### DATA FOR THIS EXERCISE ###
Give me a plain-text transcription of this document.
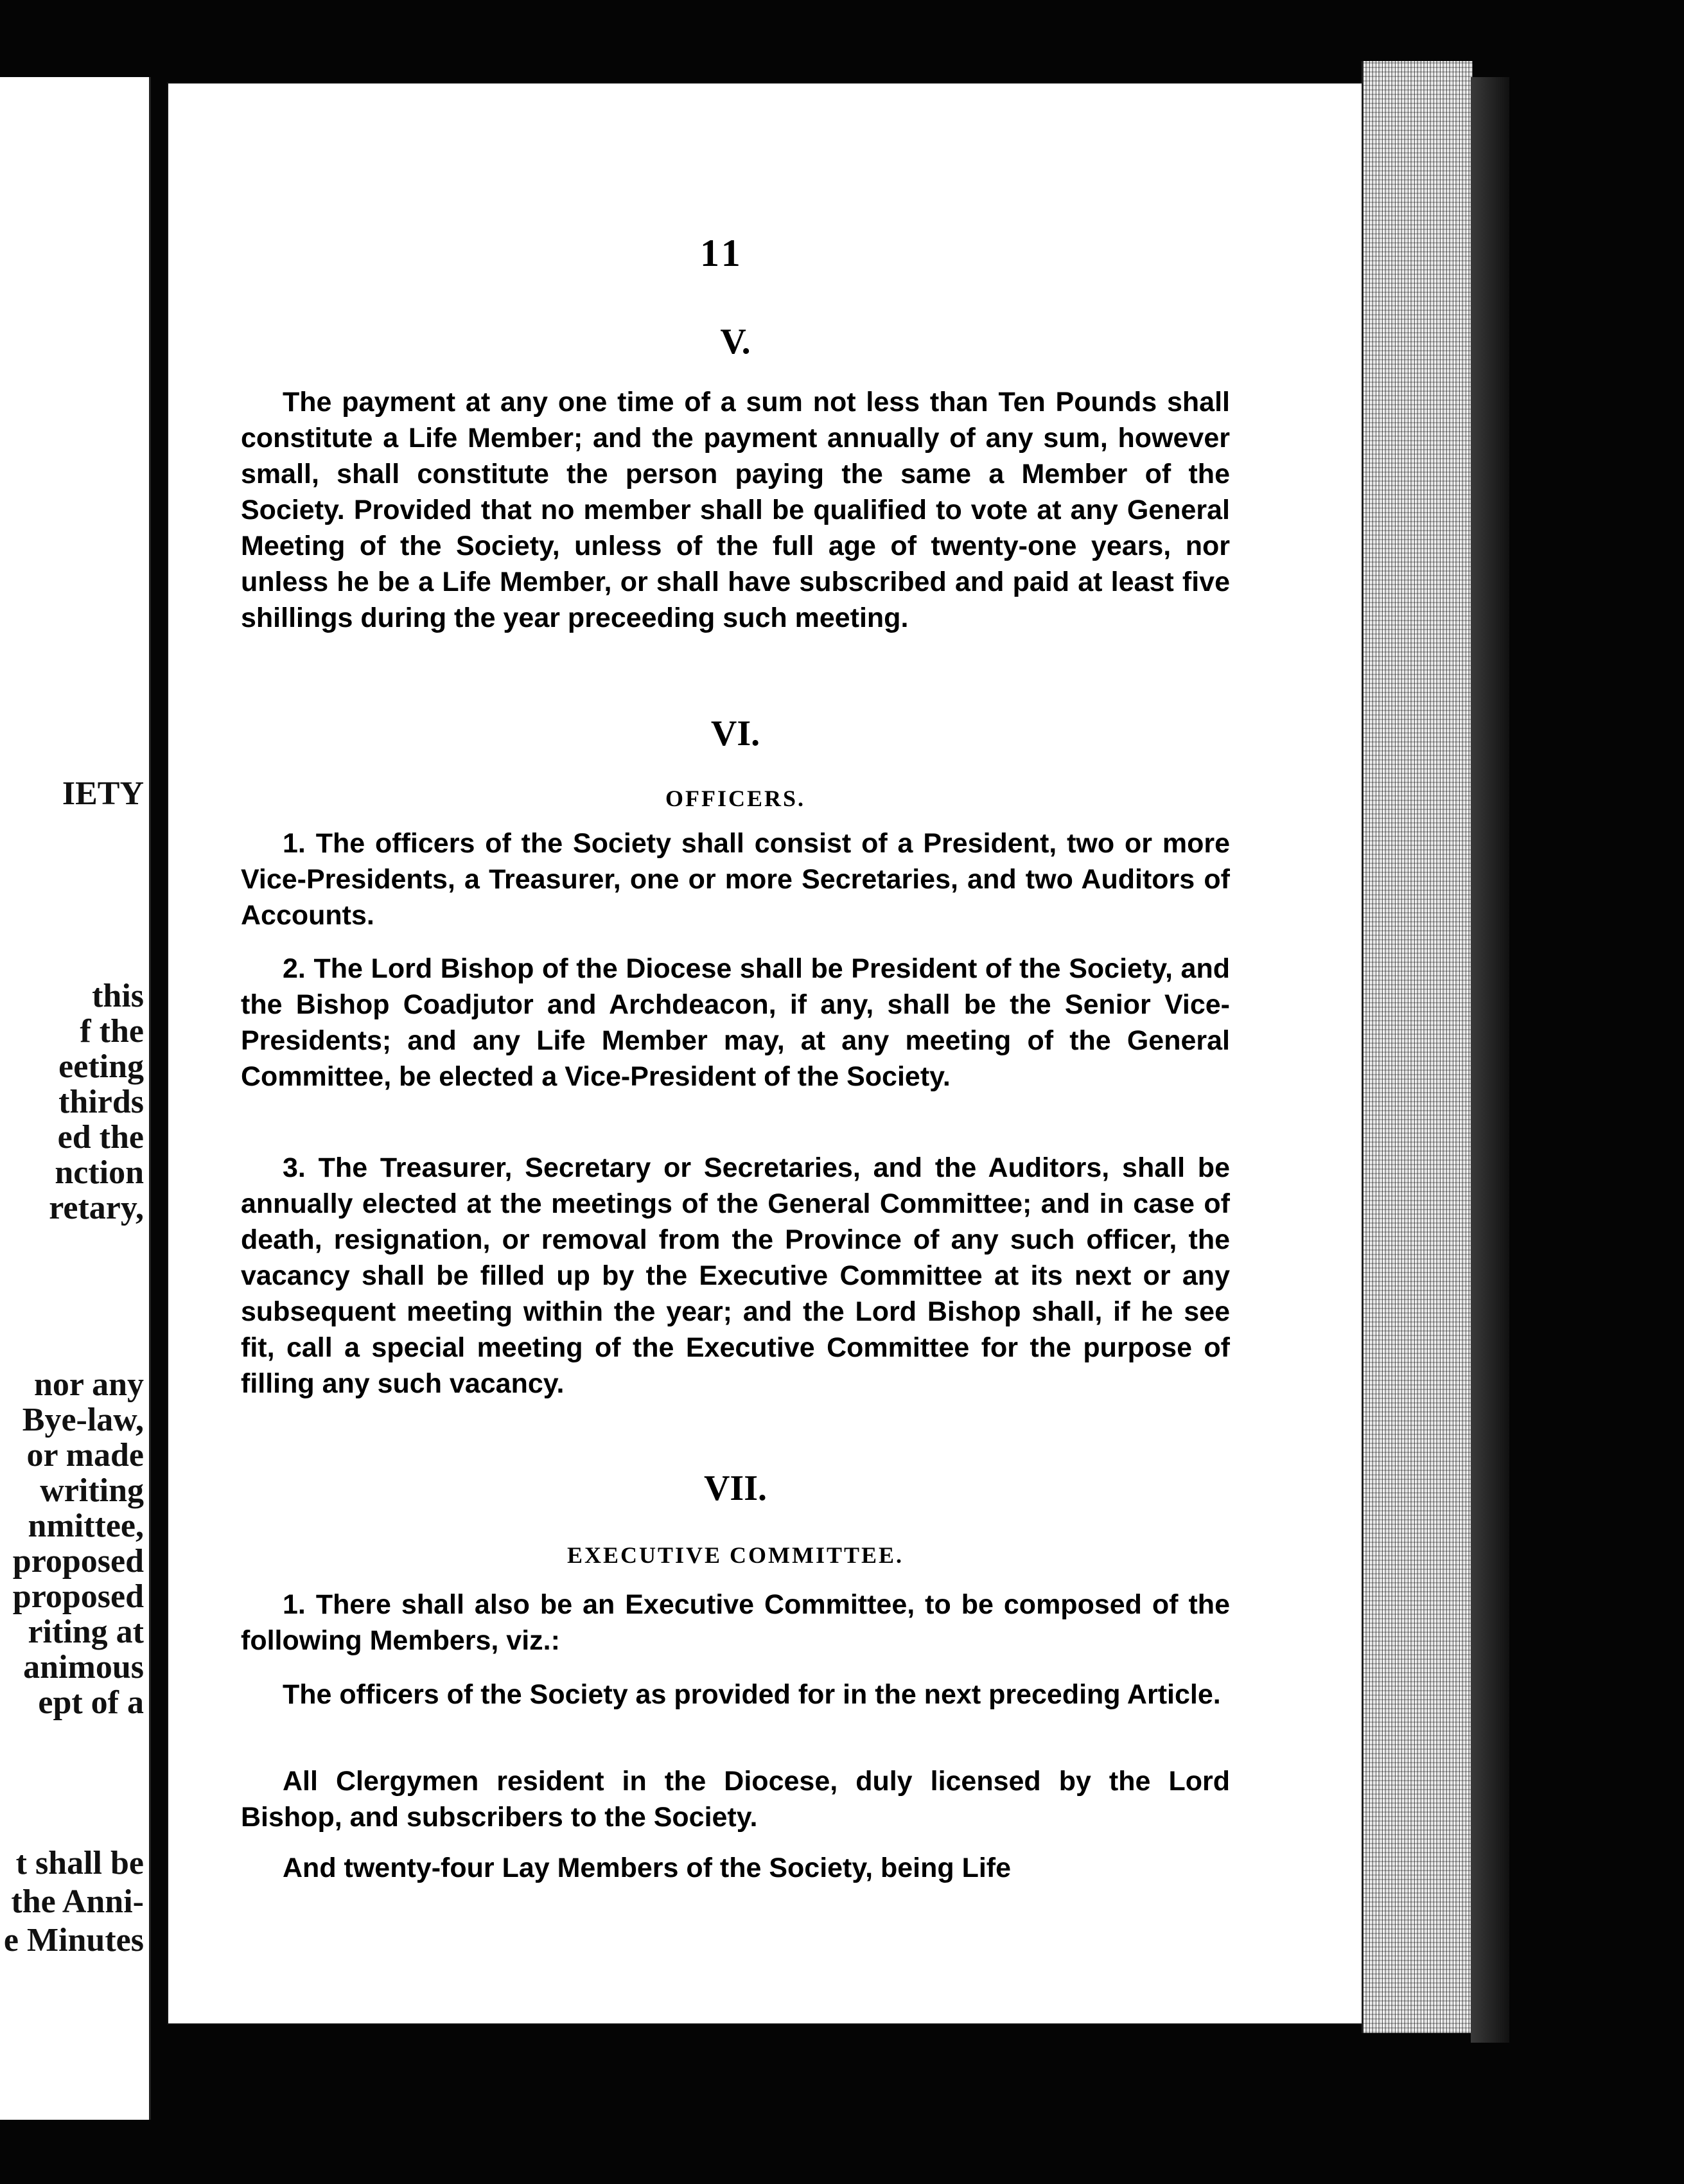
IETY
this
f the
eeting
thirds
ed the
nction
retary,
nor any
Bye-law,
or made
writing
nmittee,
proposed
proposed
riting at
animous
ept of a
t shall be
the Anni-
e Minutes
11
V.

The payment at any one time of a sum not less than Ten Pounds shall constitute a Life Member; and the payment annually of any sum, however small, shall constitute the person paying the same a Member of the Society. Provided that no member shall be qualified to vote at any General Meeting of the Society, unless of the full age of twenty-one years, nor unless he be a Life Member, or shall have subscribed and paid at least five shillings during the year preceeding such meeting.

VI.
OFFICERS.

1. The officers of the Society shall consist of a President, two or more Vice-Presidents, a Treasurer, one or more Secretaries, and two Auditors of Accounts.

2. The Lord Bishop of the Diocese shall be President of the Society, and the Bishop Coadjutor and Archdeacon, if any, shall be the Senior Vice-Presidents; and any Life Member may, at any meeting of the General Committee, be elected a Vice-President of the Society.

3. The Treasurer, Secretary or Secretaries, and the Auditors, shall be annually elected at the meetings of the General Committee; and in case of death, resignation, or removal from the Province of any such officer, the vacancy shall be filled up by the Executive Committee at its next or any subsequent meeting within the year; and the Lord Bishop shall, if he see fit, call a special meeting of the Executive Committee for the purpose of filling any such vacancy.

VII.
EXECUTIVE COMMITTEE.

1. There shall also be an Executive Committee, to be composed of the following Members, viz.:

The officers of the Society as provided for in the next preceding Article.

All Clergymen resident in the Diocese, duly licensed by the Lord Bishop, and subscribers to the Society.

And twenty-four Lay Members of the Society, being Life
###
[DO THIS] Copy each line containing the word "Secretaries" from the data.

[THE RESULT]
1. The officers of the Society shall consist of a President, two or more Vice-Presidents, a Treasurer, one or more Secretaries, and two Auditors of Accounts.
3. The Treasurer, Secretary or Secretaries, and the Auditors, shall be annually elected at the meetings of the General Committee; and in case of death, resignation, or removal from the Province of any such officer, the vacancy shall be filled up by the Executive Committee at its next or any subsequent meeting within the year; and the Lord Bishop shall, if he see fit, call a special meeting of the Executive Committee for the purpose of filling any such vacancy.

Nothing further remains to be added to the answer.